Give the number of lines in the listing that hold the word "been". Write nothing but that number.

+++

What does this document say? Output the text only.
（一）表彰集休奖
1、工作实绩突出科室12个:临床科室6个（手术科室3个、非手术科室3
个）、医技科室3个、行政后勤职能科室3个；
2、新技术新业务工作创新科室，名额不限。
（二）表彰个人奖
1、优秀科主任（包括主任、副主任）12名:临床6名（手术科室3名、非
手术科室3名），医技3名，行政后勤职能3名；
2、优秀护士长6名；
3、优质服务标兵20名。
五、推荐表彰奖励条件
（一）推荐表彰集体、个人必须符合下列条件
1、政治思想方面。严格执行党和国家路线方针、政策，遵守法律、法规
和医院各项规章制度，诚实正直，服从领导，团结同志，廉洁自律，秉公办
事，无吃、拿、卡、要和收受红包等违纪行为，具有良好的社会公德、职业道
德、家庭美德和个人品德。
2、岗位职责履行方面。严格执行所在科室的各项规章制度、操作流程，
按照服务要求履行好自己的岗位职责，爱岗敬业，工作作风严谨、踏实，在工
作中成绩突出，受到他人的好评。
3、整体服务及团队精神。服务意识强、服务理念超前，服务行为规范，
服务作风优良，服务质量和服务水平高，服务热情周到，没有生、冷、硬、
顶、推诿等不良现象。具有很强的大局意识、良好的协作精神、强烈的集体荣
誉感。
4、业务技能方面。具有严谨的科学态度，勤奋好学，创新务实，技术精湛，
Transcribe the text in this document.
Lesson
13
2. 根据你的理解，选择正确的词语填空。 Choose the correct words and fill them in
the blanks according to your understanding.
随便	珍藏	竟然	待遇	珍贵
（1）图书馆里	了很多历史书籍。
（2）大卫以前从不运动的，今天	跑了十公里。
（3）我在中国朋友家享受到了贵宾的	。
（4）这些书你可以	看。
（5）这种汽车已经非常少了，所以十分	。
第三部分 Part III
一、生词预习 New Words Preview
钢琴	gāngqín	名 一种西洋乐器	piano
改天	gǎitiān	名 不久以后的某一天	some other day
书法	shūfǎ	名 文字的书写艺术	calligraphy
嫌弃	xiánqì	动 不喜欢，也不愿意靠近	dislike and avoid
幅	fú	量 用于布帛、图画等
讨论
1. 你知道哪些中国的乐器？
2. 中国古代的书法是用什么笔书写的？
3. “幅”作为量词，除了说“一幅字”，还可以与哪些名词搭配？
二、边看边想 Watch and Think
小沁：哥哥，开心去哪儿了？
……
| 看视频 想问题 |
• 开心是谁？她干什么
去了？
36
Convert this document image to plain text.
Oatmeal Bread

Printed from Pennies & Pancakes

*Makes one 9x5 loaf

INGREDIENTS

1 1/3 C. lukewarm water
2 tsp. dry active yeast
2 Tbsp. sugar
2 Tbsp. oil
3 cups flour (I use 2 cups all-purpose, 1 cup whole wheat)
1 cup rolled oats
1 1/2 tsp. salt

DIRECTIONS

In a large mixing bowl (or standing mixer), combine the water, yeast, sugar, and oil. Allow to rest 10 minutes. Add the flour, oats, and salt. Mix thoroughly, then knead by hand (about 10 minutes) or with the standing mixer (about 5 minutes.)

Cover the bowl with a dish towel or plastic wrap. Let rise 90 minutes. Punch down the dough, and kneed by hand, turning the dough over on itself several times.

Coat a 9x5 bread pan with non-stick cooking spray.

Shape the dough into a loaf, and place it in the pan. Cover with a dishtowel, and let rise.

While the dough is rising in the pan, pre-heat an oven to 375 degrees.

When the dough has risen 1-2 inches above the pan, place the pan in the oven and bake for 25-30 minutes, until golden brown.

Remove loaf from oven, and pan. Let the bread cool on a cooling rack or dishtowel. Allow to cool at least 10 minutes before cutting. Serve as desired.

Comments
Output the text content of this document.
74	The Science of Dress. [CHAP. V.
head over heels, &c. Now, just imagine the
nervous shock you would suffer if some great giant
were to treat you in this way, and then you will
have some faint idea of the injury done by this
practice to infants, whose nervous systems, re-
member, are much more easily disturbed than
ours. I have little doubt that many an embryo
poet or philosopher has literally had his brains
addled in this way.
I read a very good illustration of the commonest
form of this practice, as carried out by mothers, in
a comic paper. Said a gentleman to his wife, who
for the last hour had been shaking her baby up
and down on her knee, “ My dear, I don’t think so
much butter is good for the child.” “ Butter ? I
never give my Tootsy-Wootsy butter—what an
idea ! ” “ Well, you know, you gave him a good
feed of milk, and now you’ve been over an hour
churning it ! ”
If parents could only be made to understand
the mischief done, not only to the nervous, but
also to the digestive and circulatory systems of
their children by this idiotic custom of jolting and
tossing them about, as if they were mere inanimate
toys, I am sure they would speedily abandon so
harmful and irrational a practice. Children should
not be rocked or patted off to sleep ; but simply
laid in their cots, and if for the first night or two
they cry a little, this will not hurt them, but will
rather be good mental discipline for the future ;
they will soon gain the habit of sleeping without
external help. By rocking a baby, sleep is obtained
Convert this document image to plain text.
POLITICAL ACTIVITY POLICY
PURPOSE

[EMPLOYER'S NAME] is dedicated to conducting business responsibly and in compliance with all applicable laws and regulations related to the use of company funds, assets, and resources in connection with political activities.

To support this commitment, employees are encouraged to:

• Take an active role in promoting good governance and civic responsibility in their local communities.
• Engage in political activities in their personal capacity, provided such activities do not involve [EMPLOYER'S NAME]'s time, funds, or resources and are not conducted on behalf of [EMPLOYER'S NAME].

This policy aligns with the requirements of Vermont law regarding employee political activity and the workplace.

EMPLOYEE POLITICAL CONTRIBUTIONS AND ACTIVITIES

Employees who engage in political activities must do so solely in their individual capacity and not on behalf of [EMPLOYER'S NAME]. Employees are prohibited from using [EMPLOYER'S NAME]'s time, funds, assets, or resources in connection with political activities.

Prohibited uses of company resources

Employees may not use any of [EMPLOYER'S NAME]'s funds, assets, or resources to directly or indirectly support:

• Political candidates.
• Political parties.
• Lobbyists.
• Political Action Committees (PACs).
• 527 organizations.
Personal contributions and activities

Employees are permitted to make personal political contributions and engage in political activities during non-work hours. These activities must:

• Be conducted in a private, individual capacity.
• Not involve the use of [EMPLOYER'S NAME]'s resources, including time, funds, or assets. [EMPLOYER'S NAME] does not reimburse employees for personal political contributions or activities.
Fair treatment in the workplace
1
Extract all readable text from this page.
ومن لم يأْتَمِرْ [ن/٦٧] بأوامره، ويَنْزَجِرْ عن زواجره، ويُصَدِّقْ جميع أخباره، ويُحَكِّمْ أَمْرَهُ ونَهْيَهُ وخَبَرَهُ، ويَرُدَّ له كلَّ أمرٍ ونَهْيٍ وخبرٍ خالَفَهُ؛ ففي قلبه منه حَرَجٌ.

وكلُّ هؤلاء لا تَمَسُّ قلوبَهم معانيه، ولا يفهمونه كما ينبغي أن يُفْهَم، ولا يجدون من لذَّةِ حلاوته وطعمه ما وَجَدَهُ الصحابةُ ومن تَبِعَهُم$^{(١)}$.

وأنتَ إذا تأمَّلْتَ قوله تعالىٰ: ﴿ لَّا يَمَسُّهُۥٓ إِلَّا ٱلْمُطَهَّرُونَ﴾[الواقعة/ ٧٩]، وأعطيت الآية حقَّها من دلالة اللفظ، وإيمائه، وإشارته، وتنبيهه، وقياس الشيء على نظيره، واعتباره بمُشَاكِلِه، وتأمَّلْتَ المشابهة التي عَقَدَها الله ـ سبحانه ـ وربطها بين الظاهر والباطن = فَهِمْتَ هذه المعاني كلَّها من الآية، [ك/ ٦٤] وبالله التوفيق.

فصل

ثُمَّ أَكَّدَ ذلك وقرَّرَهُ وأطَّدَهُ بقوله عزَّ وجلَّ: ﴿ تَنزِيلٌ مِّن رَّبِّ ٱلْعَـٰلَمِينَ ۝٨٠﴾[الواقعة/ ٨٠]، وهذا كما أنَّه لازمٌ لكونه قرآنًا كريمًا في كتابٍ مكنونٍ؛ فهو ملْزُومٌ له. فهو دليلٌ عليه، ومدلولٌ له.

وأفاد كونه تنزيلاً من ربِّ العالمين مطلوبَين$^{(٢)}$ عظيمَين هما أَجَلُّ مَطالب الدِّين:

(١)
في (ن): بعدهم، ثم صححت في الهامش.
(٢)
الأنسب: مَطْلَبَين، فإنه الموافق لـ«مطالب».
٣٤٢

+++

[Correct output] 2